Exercise directions
For the records below, give the count of lines holding the word "data" and nothing more.

Input for this task
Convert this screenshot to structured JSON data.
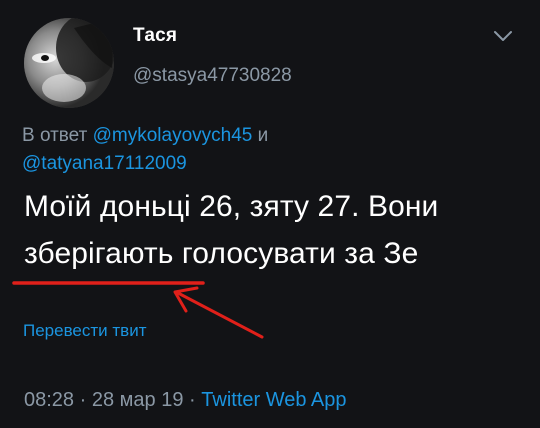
{
  "author": {
    "display_name": "Тася",
    "handle": "@stasya47730828"
  },
  "reply": {
    "prefix": "В ответ",
    "mention_1": "@mykolayovych45",
    "conjunction": "и",
    "mention_2": "@tatyana17112009"
  },
  "tweet": {
    "line_1": "Моїй доньці 26, зяту 27. Вони",
    "line_2": "зберігають голосувати за Зе"
  },
  "translate_label": "Перевести твит",
  "meta": {
    "time": "08:28",
    "separator": "·",
    "date": "28 мар 19",
    "source": "Twitter Web App"
  },
  "icons": {
    "menu": "chevron-down-icon",
    "annotation": "red-arrow"
  },
  "colors": {
    "background": "#121316",
    "text": "#ffffff",
    "secondary": "#8b98a5",
    "link": "#1b95e0",
    "annotation": "#e0201a"
  }
}
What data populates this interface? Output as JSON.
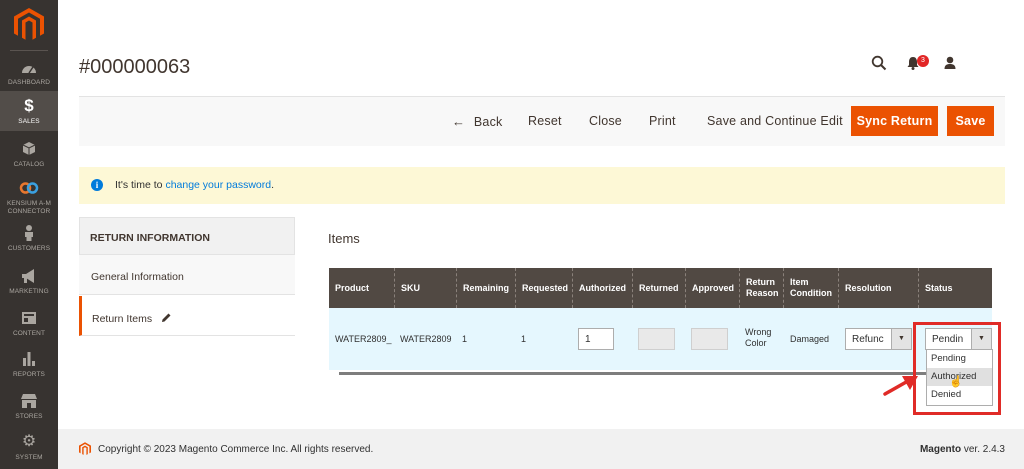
{
  "sidebar": {
    "items": [
      {
        "label": "Dashboard",
        "icon": "dashboard-icon"
      },
      {
        "label": "Sales",
        "icon": "dollar-icon",
        "glyph": "$",
        "active": true
      },
      {
        "label": "Catalog",
        "icon": "cube-icon"
      },
      {
        "label": "Kensium A-M",
        "label2": "Connector",
        "icon": "connector-icon"
      },
      {
        "label": "Customers",
        "icon": "person-icon"
      },
      {
        "label": "Marketing",
        "icon": "megaphone-icon"
      },
      {
        "label": "Content",
        "icon": "content-icon"
      },
      {
        "label": "Reports",
        "icon": "bar-chart-icon"
      },
      {
        "label": "Stores",
        "icon": "store-icon"
      },
      {
        "label": "System",
        "icon": "gear-icon"
      }
    ]
  },
  "header": {
    "title": "#000000063",
    "notifications_count": "3"
  },
  "actions": {
    "back": "Back",
    "reset": "Reset",
    "close": "Close",
    "print": "Print",
    "save_continue": "Save and Continue Edit",
    "sync": "Sync Return",
    "save": "Save"
  },
  "message": {
    "text_before": "It's time to ",
    "link": "change your password",
    "text_after": "."
  },
  "tabs": {
    "heading": "RETURN INFORMATION",
    "items": [
      "General Information",
      "Return Items"
    ]
  },
  "items_section": {
    "title": "Items",
    "columns": [
      "Product",
      "SKU",
      "Remaining",
      "Requested",
      "Authorized",
      "Returned",
      "Approved",
      "Return Reason",
      "Item Condition",
      "Resolution",
      "Status"
    ],
    "row": {
      "product": "WATER2809_",
      "sku": "WATER2809",
      "remaining": "1",
      "requested": "1",
      "authorized": "1",
      "returned": "",
      "approved": "",
      "reason_line1": "Wrong",
      "reason_line2": "Color",
      "condition": "Damaged",
      "resolution": "Refunc",
      "status": "Pendin"
    },
    "status_options": [
      "Pending",
      "Authorized",
      "Denied"
    ],
    "status_hovered": "Authorized"
  },
  "footer": {
    "copyright": "Copyright © 2023 Magento Commerce Inc. All rights reserved.",
    "brand": "Magento",
    "version": " ver. 2.4.3"
  },
  "colors": {
    "accent": "#eb5202",
    "sidebar": "#373330",
    "grid_header": "#514943",
    "row_bg": "#e5f7fe",
    "highlight": "#e02b27"
  }
}
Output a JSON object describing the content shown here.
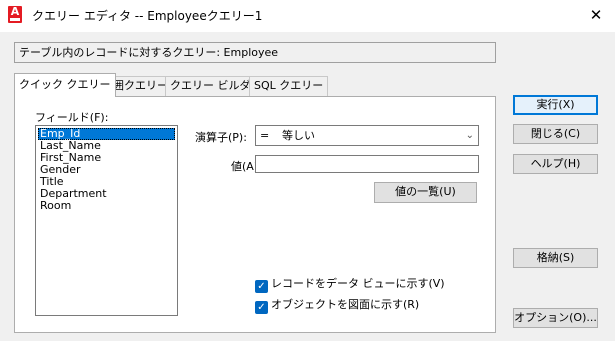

Solved exercise
2